* begin *

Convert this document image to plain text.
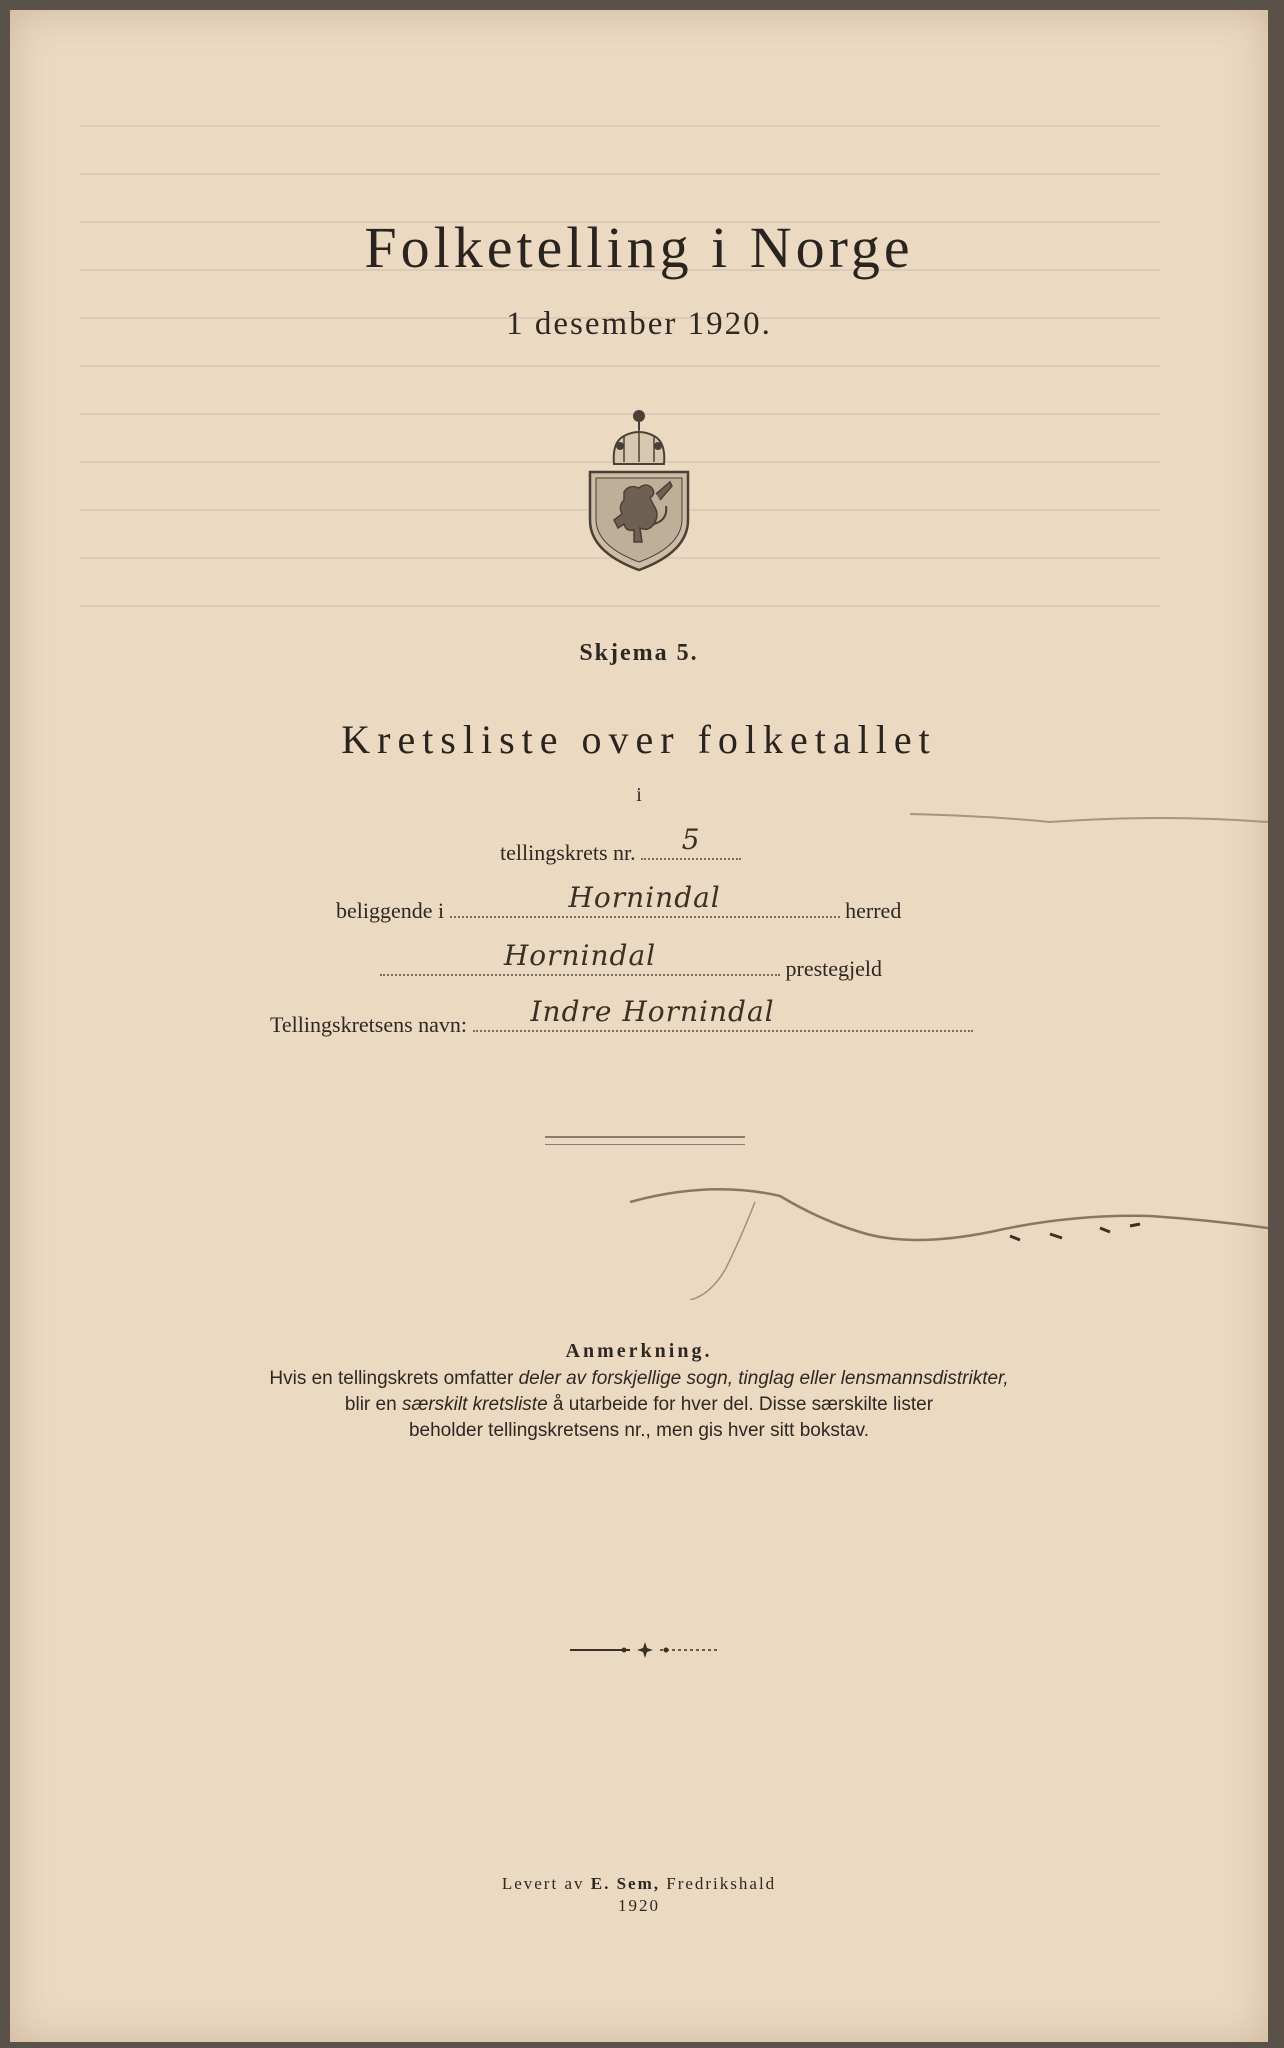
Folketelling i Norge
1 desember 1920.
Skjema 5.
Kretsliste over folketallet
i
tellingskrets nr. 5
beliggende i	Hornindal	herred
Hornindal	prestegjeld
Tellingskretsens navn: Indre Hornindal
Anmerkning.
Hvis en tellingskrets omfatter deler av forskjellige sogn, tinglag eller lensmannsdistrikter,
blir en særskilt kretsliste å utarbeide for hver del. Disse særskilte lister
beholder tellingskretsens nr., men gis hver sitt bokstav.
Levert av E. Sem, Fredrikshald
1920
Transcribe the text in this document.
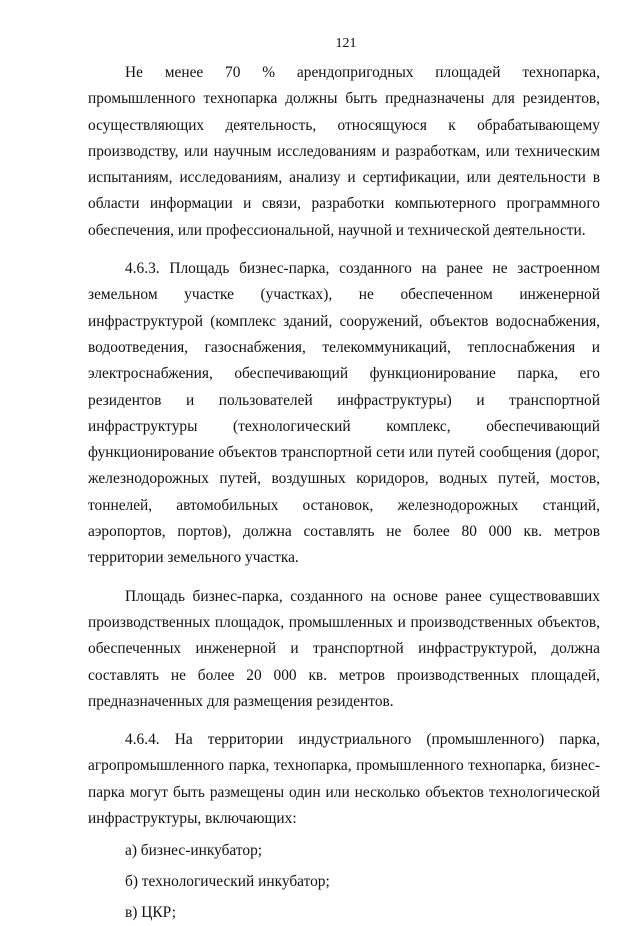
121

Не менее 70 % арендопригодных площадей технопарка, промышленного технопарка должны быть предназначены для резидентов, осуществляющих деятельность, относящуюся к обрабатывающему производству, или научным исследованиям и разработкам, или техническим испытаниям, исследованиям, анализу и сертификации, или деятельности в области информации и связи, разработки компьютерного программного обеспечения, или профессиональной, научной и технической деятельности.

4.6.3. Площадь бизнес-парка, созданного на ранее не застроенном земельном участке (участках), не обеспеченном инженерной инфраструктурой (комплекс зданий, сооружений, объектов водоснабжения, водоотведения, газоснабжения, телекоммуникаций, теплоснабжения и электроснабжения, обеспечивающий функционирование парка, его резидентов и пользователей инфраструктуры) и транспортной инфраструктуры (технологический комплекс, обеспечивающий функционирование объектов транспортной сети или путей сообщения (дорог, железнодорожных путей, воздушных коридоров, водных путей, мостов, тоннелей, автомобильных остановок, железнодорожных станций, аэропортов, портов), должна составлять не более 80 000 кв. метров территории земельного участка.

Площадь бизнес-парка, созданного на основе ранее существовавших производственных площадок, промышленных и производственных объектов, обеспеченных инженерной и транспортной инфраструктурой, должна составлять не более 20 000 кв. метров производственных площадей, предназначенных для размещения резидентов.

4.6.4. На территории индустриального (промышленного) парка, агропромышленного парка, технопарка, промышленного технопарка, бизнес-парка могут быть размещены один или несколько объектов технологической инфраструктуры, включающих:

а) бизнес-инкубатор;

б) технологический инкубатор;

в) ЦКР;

* end *

# Instructions to follow
Locate all lines that include the word "text" and copy them out.

# Written solution
Convert this document image to plain text.
Transcribe the text in this document.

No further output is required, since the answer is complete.